[Saved entries]
============================================================
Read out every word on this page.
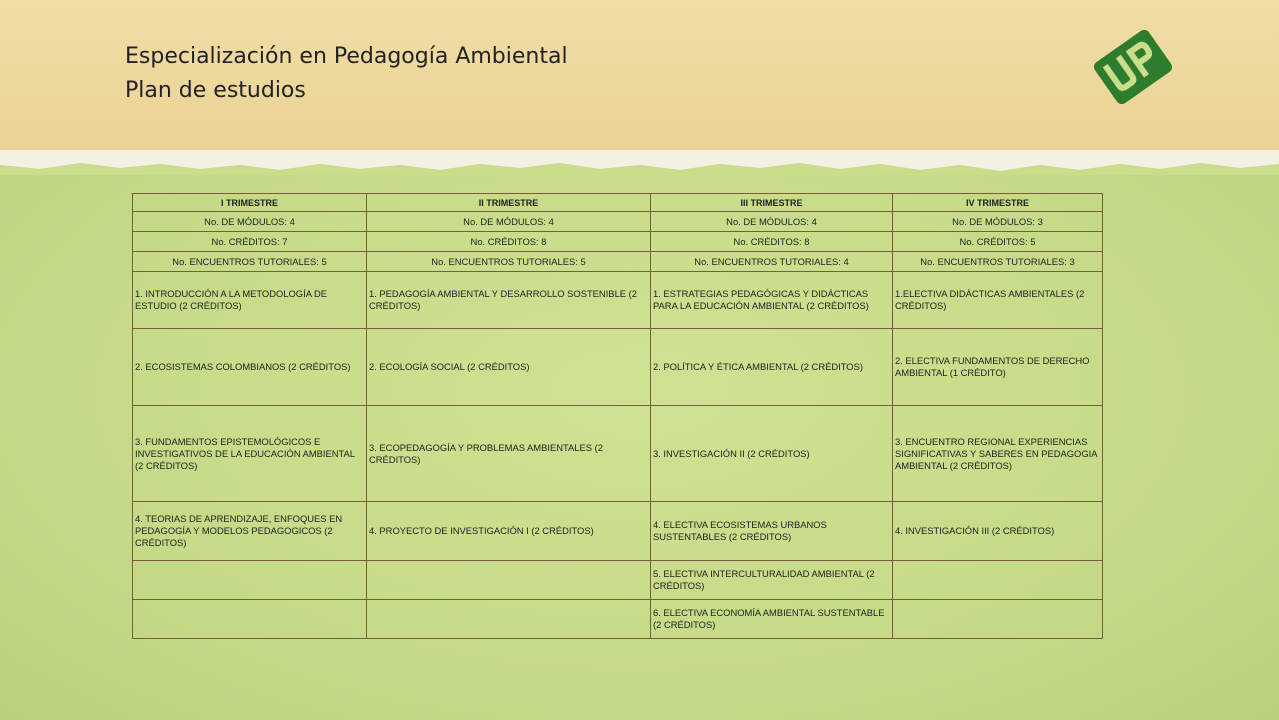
Especialización en Pedagogía Ambiental
Plan de estudios
I TRIMESTRE	II TRIMESTRE	III TRIMESTRE	IV TRIMESTRE
No. DE MÓDULOS: 4	No. DE MÓDULOS: 4	No. DE MÓDULOS: 4	No. DE MÓDULOS: 3
No. CRÉDITOS: 7	No. CRÉDITOS: 8	No. CRÉDITOS: 8	No. CRÉDITOS: 5
No. ENCUENTROS TUTORIALES: 5	No. ENCUENTROS TUTORIALES: 5	No. ENCUENTROS TUTORIALES: 4	No. ENCUENTROS TUTORIALES: 3
1. INTRODUCCIÓN A LA METODOLOGÍA DE ESTUDIO (2 CRÉDITOS)	1. PEDAGOGÍA AMBIENTAL Y DESARROLLO SOSTENIBLE (2 CRÉDITOS)	1. ESTRATEGIAS PEDAGÓGICAS Y DIDÁCTICAS PARA LA EDUCACIÓN AMBIENTAL (2 CRÉDITOS)	1.ELECTIVA DIDÁCTICAS AMBIENTALES (2 CRÉDITOS)
2. ECOSISTEMAS COLOMBIANOS (2 CRÉDITOS)	2. ECOLOGÍA SOCIAL (2 CRÉDITOS)	2. POLÍTICA Y ÉTICA AMBIENTAL (2 CRÉDITOS)	2. ELECTIVA FUNDAMENTOS DE DERECHO AMBIENTAL (1 CRÉDITO)
3. FUNDAMENTOS EPISTEMOLÓGICOS E INVESTIGATIVOS DE LA EDUCACIÓN AMBIENTAL (2 CRÉDITOS)	3. ECOPEDAGOGÍA Y PROBLEMAS AMBIENTALES (2 CRÉDITOS)	3. INVESTIGACIÓN II (2 CRÉDITOS)	3. ENCUENTRO REGIONAL EXPERIENCIAS SIGNIFICATIVAS Y SABERES EN PEDAGOGIA AMBIENTAL (2 CRÉDITOS)
4. TEORIAS DE APRENDIZAJE, ENFOQUES EN PEDAGOGÍA Y MODELOS PEDAGOGICOS (2 CRÉDITOS)	4. PROYECTO DE INVESTIGACIÓN I (2 CRÉDITOS)	4. ELECTIVA ECOSISTEMAS URBANOS SUSTENTABLES (2 CRÉDITOS)	4. INVESTIGACIÓN III (2 CRÉDITOS)
		5. ELECTIVA INTERCULTURALIDAD AMBIENTAL (2 CRÉDITOS)	
		6. ELECTIVA ECONOMÍA AMBIENTAL SUSTENTABLE (2 CRÉDITOS)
============================================================
**Task directions:** Every record must be copied exactly, with images dropped from the result.

**Solution:**
Read out every word on this page.
Especialización en Pedagogía Ambiental
Plan de estudios
I TRIMESTRE	II TRIMESTRE	III TRIMESTRE	IV TRIMESTRE
No. DE MÓDULOS: 4	No. DE MÓDULOS: 4	No. DE MÓDULOS: 4	No. DE MÓDULOS: 3
No. CRÉDITOS: 7	No. CRÉDITOS: 8	No. CRÉDITOS: 8	No. CRÉDITOS: 5
No. ENCUENTROS TUTORIALES: 5	No. ENCUENTROS TUTORIALES: 5	No. ENCUENTROS TUTORIALES: 4	No. ENCUENTROS TUTORIALES: 3
1. INTRODUCCIÓN A LA METODOLOGÍA DE ESTUDIO (2 CRÉDITOS)	1. PEDAGOGÍA AMBIENTAL Y DESARROLLO SOSTENIBLE (2 CRÉDITOS)	1. ESTRATEGIAS PEDAGÓGICAS Y DIDÁCTICAS PARA LA EDUCACIÓN AMBIENTAL (2 CRÉDITOS)	1.ELECTIVA DIDÁCTICAS AMBIENTALES (2 CRÉDITOS)
2. ECOSISTEMAS COLOMBIANOS (2 CRÉDITOS)	2. ECOLOGÍA SOCIAL (2 CRÉDITOS)	2. POLÍTICA Y ÉTICA AMBIENTAL (2 CRÉDITOS)	2. ELECTIVA FUNDAMENTOS DE DERECHO AMBIENTAL (1 CRÉDITO)
3. FUNDAMENTOS EPISTEMOLÓGICOS E INVESTIGATIVOS DE LA EDUCACIÓN AMBIENTAL (2 CRÉDITOS)	3. ECOPEDAGOGÍA Y PROBLEMAS AMBIENTALES (2 CRÉDITOS)	3. INVESTIGACIÓN II (2 CRÉDITOS)	3. ENCUENTRO REGIONAL EXPERIENCIAS SIGNIFICATIVAS Y SABERES EN PEDAGOGIA AMBIENTAL (2 CRÉDITOS)
4. TEORIAS DE APRENDIZAJE, ENFOQUES EN PEDAGOGÍA Y MODELOS PEDAGOGICOS (2 CRÉDITOS)	4. PROYECTO DE INVESTIGACIÓN I (2 CRÉDITOS)	4. ELECTIVA ECOSISTEMAS URBANOS SUSTENTABLES (2 CRÉDITOS)	4. INVESTIGACIÓN III (2 CRÉDITOS)
		5. ELECTIVA INTERCULTURALIDAD AMBIENTAL (2 CRÉDITOS)	
		6. ELECTIVA ECONOMÍA AMBIENTAL SUSTENTABLE (2 CRÉDITOS)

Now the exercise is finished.